**The task:**
Find the word "datos" in the material below and gather every line that contains it.

**Records provided:**
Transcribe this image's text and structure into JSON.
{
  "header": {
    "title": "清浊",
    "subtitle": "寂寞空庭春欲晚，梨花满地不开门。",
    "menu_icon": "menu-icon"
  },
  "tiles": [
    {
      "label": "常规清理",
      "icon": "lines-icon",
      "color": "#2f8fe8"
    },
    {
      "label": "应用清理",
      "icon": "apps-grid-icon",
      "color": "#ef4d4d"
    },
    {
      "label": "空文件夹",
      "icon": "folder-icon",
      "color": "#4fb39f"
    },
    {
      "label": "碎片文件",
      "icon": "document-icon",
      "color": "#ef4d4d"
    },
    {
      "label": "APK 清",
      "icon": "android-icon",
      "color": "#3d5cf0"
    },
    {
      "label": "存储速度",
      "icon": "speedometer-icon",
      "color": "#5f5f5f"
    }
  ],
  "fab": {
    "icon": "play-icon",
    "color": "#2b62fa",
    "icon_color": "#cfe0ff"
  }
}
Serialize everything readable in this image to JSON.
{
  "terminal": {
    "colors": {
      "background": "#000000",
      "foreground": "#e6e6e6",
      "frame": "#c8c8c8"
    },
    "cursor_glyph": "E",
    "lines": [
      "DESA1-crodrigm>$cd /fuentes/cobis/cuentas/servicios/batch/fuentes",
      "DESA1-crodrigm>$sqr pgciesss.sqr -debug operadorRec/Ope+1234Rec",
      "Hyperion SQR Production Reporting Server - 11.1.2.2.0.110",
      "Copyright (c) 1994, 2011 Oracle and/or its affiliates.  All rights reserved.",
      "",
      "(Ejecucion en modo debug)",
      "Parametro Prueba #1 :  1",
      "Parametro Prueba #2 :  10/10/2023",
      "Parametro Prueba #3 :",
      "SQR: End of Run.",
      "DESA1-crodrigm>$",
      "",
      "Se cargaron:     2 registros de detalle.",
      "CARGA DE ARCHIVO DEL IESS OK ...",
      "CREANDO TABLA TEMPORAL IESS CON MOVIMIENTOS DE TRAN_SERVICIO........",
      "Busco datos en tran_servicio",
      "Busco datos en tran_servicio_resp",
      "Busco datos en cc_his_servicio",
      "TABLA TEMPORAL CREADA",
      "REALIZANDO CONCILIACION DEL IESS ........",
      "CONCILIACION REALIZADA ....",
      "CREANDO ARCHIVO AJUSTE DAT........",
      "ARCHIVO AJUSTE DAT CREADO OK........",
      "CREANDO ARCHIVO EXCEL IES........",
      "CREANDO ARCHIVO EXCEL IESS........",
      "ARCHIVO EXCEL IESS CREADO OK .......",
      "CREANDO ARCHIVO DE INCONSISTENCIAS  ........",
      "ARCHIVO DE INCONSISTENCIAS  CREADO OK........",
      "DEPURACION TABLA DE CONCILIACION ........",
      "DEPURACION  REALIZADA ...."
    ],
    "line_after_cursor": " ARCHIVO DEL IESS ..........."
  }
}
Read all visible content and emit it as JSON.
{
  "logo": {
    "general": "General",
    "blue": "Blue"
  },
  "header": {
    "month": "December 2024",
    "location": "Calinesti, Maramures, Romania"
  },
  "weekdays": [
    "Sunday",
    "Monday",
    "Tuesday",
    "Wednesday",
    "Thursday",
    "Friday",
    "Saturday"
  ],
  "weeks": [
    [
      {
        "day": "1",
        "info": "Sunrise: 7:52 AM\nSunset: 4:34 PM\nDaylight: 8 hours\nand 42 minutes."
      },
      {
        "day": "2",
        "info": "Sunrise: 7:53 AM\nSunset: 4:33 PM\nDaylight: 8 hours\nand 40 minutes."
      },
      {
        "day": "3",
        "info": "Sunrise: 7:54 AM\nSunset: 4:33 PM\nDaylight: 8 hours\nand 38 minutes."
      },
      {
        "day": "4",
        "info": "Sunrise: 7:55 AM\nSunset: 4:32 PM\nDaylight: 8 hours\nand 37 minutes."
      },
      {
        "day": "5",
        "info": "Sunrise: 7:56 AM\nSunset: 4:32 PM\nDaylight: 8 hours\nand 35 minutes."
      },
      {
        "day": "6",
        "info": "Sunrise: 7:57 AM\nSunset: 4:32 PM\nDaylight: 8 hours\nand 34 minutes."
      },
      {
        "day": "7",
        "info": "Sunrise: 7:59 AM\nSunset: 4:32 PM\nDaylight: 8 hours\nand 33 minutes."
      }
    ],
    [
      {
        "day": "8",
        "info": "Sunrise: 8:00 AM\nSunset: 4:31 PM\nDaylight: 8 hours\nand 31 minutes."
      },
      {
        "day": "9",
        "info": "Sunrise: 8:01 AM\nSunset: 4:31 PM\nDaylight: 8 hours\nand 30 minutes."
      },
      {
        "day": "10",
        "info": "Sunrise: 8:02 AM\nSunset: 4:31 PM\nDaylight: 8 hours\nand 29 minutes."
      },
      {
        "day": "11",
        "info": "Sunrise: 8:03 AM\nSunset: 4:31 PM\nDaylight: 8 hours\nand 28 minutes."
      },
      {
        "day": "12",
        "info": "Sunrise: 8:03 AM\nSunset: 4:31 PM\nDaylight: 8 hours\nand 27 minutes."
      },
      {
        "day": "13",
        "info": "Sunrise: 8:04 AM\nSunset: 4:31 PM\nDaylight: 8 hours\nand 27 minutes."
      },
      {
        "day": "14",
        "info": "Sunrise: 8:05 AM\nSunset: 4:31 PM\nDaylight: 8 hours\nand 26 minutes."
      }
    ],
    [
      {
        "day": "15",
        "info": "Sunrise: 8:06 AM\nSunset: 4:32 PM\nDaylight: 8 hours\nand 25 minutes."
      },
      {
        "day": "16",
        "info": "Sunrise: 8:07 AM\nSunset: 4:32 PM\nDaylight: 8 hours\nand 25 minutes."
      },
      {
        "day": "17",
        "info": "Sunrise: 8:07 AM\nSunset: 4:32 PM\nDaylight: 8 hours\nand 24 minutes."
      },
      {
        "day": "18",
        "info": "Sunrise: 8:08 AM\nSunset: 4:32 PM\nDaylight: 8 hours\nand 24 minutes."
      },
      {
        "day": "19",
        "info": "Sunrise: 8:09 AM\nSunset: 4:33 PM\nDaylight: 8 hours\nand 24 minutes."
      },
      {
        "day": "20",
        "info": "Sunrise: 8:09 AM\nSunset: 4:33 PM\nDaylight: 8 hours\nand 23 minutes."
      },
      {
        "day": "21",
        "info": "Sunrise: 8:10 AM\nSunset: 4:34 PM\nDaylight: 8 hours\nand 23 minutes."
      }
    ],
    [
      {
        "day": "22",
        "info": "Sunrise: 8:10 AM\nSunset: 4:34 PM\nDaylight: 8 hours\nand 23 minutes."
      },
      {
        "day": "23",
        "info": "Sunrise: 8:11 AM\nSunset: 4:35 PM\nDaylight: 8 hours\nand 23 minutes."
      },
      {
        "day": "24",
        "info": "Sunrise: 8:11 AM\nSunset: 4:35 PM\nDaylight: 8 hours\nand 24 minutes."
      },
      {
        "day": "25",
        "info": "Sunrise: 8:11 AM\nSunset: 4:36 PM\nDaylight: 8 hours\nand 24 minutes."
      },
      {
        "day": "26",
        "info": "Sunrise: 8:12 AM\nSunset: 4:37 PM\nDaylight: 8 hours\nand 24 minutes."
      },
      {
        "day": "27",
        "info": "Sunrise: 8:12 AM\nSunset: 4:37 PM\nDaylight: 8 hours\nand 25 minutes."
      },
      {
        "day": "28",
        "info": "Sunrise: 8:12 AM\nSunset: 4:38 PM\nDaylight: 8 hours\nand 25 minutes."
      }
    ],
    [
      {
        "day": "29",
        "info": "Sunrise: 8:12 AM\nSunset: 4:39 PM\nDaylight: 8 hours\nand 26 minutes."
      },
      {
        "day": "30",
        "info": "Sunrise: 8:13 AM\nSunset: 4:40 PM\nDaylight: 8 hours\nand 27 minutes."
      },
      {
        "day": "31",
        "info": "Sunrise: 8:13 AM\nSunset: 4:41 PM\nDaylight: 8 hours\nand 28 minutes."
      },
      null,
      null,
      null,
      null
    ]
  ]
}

**Solution to this exercise:**
      "Busco datos en tran_servicio",
      "Busco datos en tran_servicio_resp",
      "Busco datos en cc_his_servicio",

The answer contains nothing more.